■ DATA EXCERPTS ■

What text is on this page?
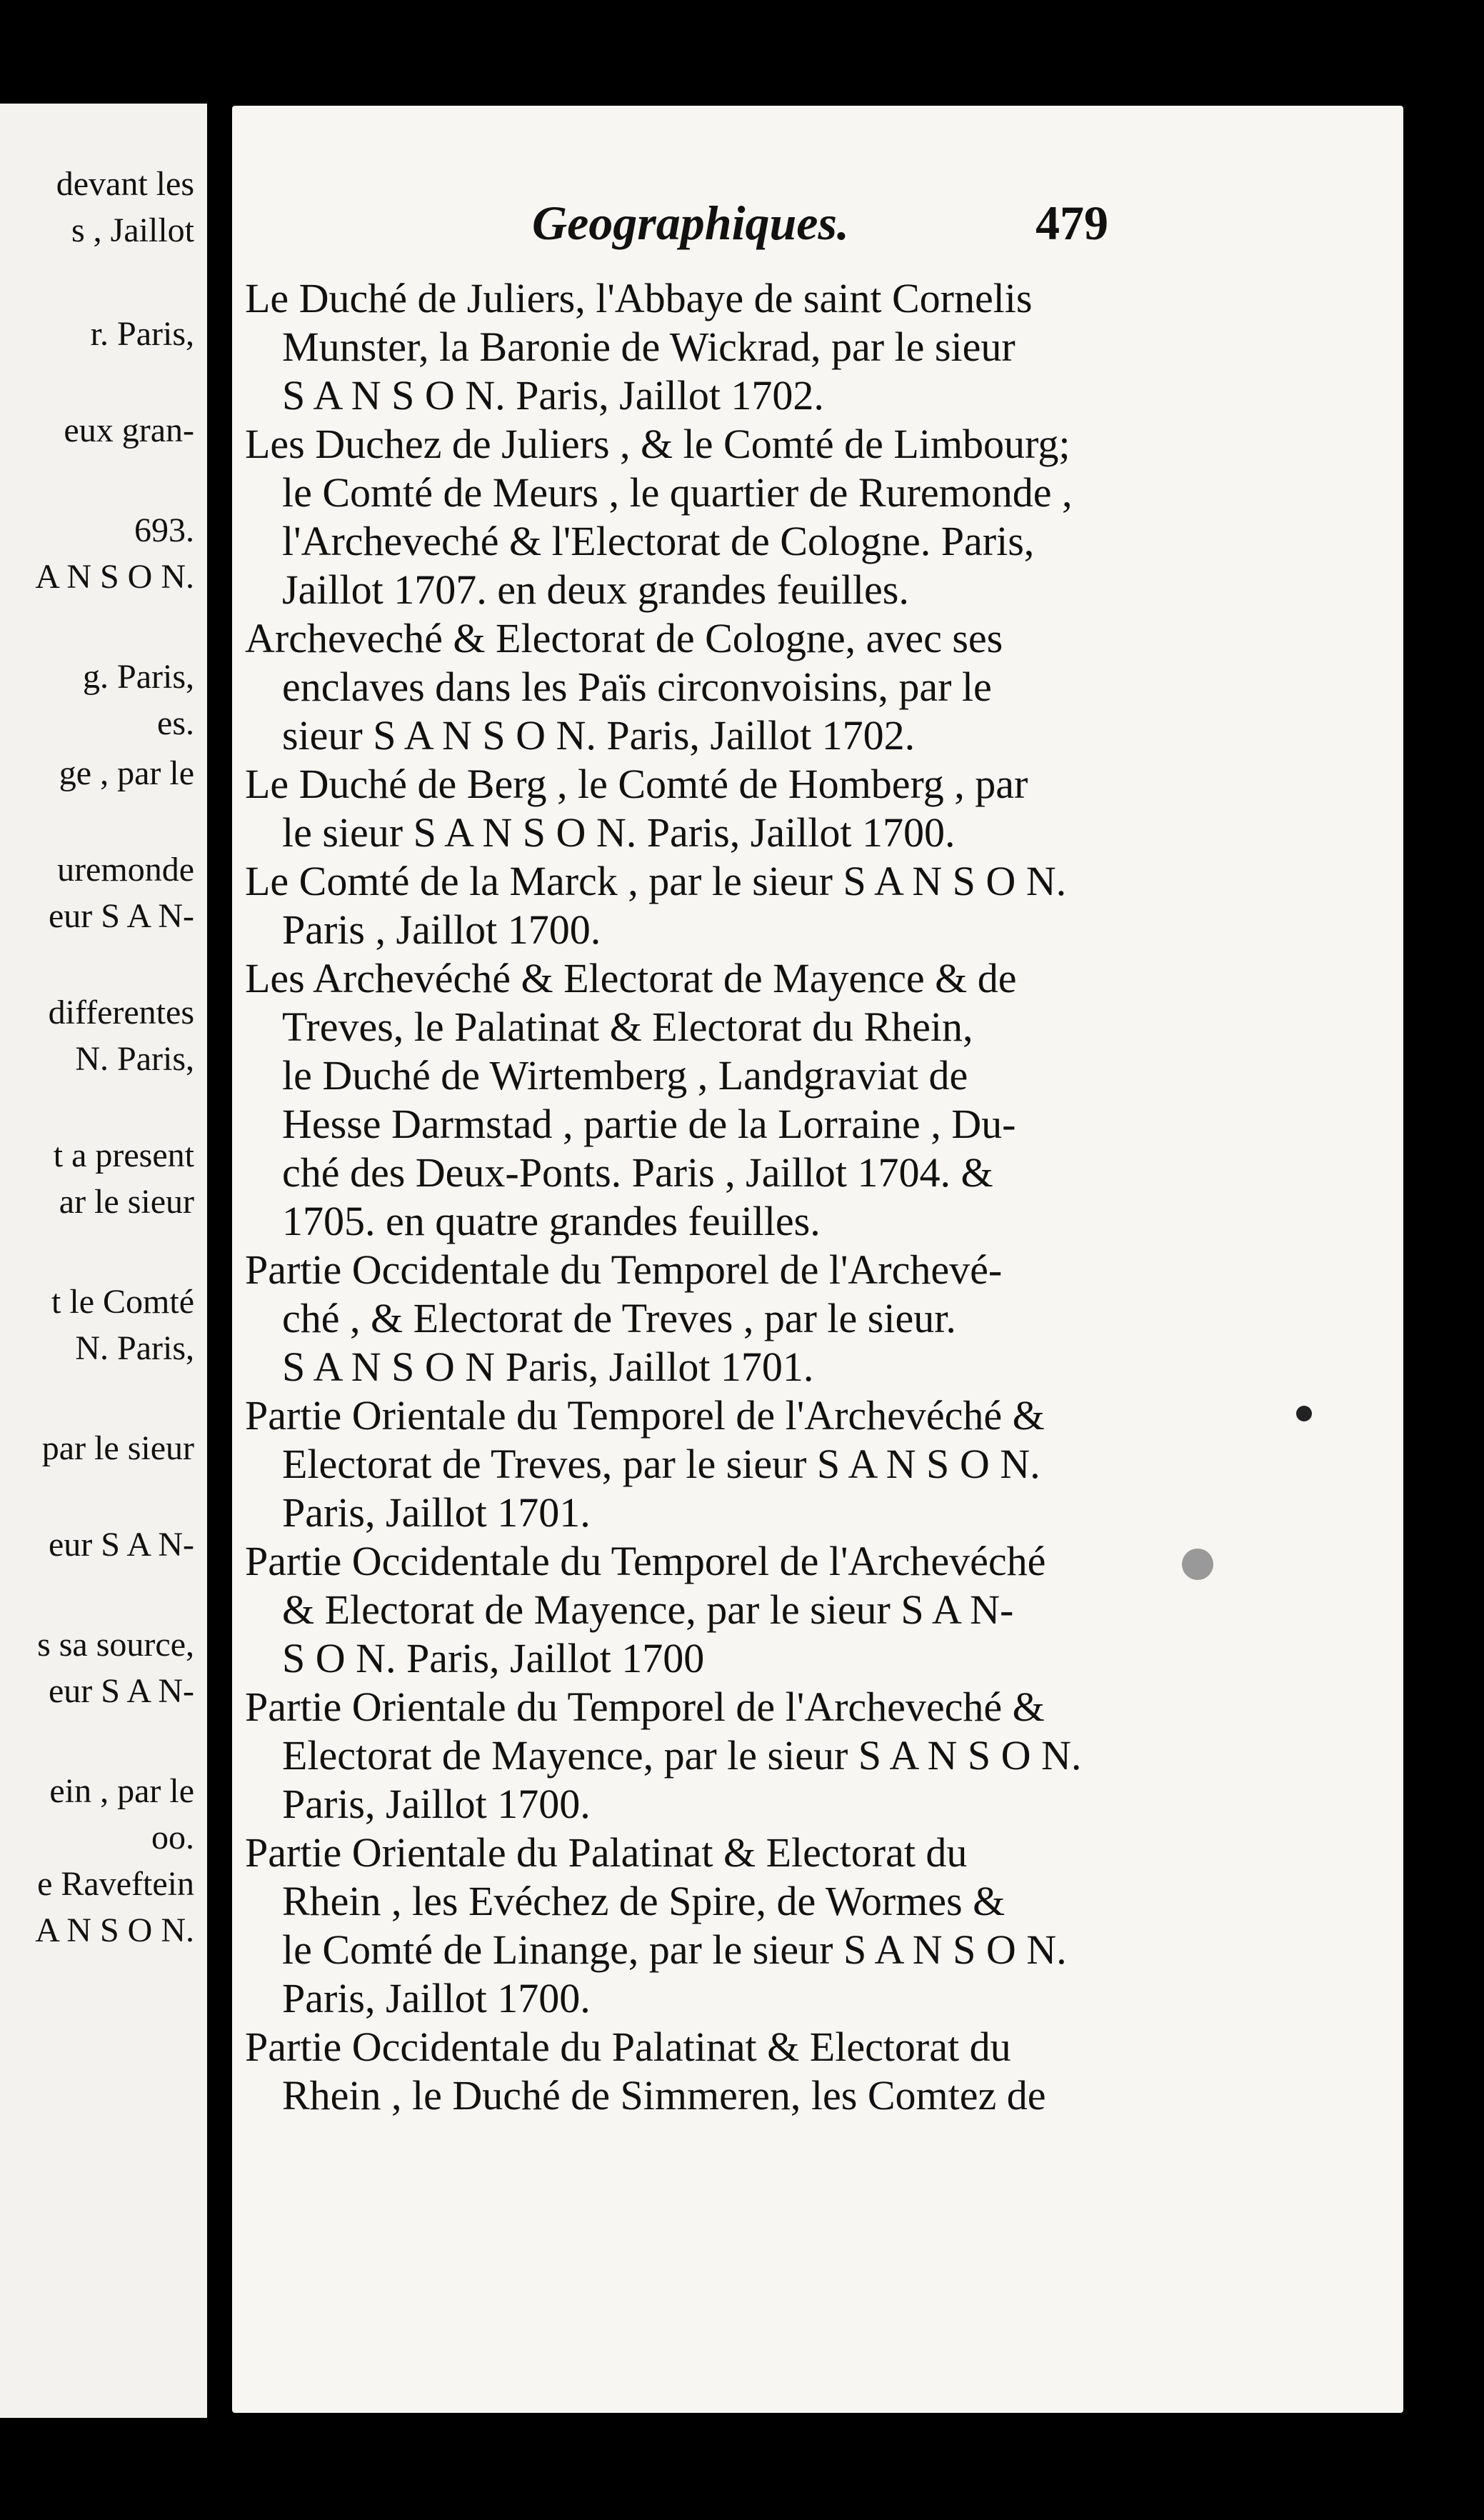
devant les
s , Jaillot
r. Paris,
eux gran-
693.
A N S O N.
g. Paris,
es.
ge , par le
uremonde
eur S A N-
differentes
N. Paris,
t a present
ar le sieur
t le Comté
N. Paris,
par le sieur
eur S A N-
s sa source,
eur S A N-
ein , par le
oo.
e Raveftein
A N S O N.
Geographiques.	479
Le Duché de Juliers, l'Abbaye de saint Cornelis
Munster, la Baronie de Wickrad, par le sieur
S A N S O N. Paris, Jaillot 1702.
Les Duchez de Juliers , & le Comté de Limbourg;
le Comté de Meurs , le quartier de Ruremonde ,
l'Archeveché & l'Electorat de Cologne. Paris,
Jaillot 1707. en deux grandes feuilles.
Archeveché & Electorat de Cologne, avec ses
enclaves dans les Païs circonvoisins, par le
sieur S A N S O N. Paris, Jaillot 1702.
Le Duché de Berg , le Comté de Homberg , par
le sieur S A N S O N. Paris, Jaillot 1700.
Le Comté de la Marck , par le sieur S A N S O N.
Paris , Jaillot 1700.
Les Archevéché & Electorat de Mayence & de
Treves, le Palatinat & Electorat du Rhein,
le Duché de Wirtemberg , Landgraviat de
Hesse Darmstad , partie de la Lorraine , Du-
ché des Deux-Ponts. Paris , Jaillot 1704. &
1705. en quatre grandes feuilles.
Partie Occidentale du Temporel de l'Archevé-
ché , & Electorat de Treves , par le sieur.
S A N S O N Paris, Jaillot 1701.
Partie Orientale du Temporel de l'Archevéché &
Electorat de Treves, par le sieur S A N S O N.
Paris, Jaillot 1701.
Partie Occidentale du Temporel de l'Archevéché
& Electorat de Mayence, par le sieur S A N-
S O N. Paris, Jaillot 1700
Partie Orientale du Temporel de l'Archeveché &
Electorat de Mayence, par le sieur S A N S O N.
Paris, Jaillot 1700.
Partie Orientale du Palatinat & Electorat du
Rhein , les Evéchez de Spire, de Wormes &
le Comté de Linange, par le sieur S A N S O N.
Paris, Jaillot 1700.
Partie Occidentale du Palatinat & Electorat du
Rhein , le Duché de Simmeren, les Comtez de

■ AIM OF THE EXERCISE ■
Search the lines above for the string "Jaillot" and copy each line that has it.

■ RESPONSE TO THIS TASK ■
s , Jaillot
S A N S O N. Paris, Jaillot 1702.
Jaillot 1707. en deux grandes feuilles.
sieur S A N S O N. Paris, Jaillot 1702.
le sieur S A N S O N. Paris, Jaillot 1700.
Paris , Jaillot 1700.
ché des Deux-Ponts. Paris , Jaillot 1704. &
S A N S O N Paris, Jaillot 1701.
Paris, Jaillot 1701.
S O N. Paris, Jaillot 1700
Paris, Jaillot 1700.
Paris, Jaillot 1700.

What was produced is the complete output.